-- Information provided start --
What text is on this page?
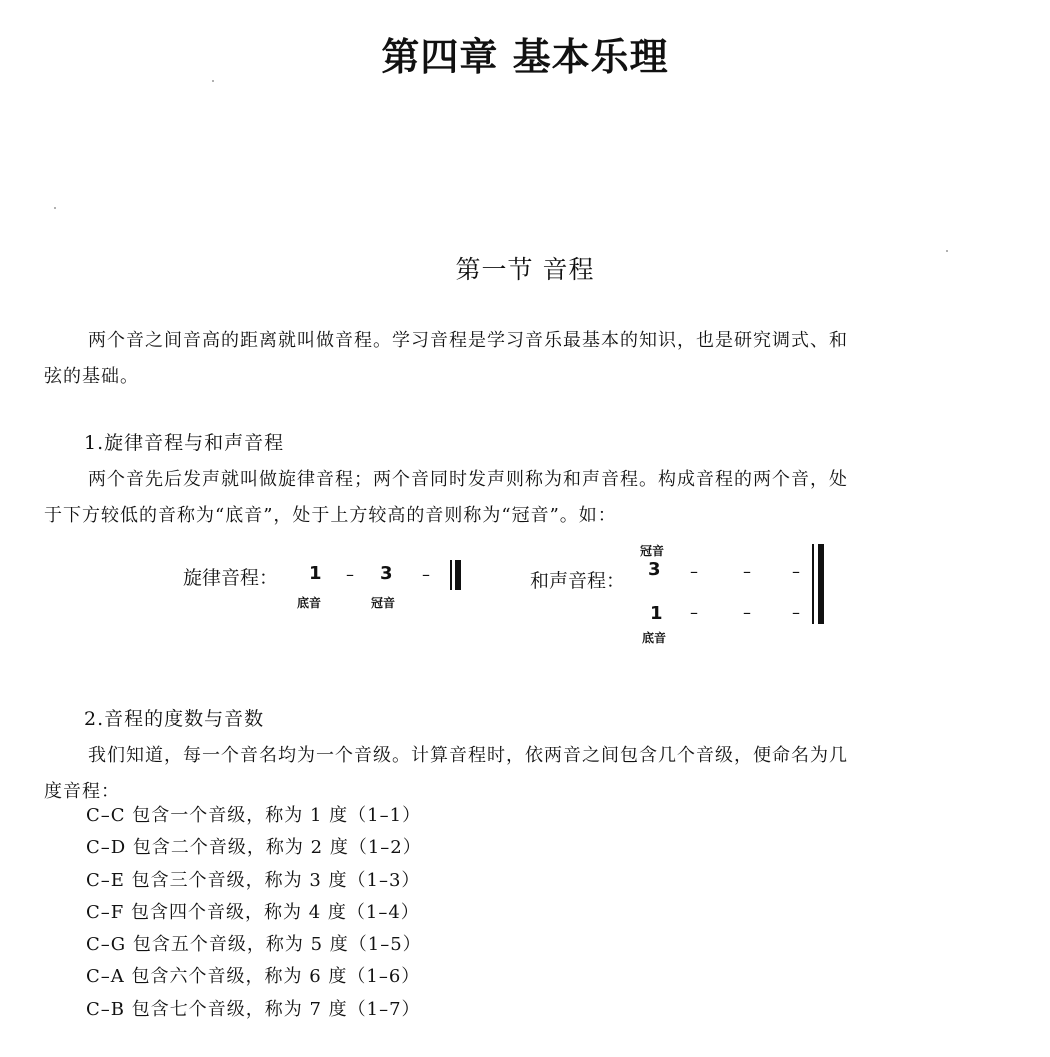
第四章 基本乐理
第一节 音程
两个音之间音高的距离就叫做音程。学习音程是学习音乐最基本的知识，也是研究调式、和
弦的基础。
1.旋律音程与和声音程
两个音先后发声就叫做旋律音程；两个音同时发声则称为和声音程。构成音程的两个音，处
于下方较低的音称为“底音”，处于上方较高的音则称为“冠音”。如：
旋律音程： 1 – 3 –
底音	冠音
和声音程：
冠音
3 –	–	–
1 –	–	–
底音
2.音程的度数与音数
我们知道，每一个音名均为一个音级。计算音程时，依两音之间包含几个音级，便命名为几
度音程：
C–C 包含一个音级，称为 1 度（1–1）
C–D 包含二个音级，称为 2 度（1–2）
C–E 包含三个音级，称为 3 度（1–3）
C–F 包含四个音级，称为 4 度（1–4）
C–G 包含五个音级，称为 5 度（1–5）
C–A 包含六个音级，称为 6 度（1–6）
C–B 包含七个音级，称为 7 度（1–7）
-- Information provided end --
§ Problem requirements: Omit the pictures and restate the rest of the records verbatim.

§ The answer:
What text is on this page?
第四章 基本乐理
第一节 音程
两个音之间音高的距离就叫做音程。学习音程是学习音乐最基本的知识，也是研究调式、和
弦的基础。
1.旋律音程与和声音程
两个音先后发声就叫做旋律音程；两个音同时发声则称为和声音程。构成音程的两个音，处
于下方较低的音称为“底音”，处于上方较高的音则称为“冠音”。如：
旋律音程： 1 – 3 –
底音	冠音
和声音程：
冠音
3 –	–	–
1 –	–	–
底音
2.音程的度数与音数
我们知道，每一个音名均为一个音级。计算音程时，依两音之间包含几个音级，便命名为几
度音程：
C–C 包含一个音级，称为 1 度（1–1）
C–D 包含二个音级，称为 2 度（1–2）
C–E 包含三个音级，称为 3 度（1–3）
C–F 包含四个音级，称为 4 度（1–4）
C–G 包含五个音级，称为 5 度（1–5）
C–A 包含六个音级，称为 6 度（1–6）
C–B 包含七个音级，称为 7 度（1–7）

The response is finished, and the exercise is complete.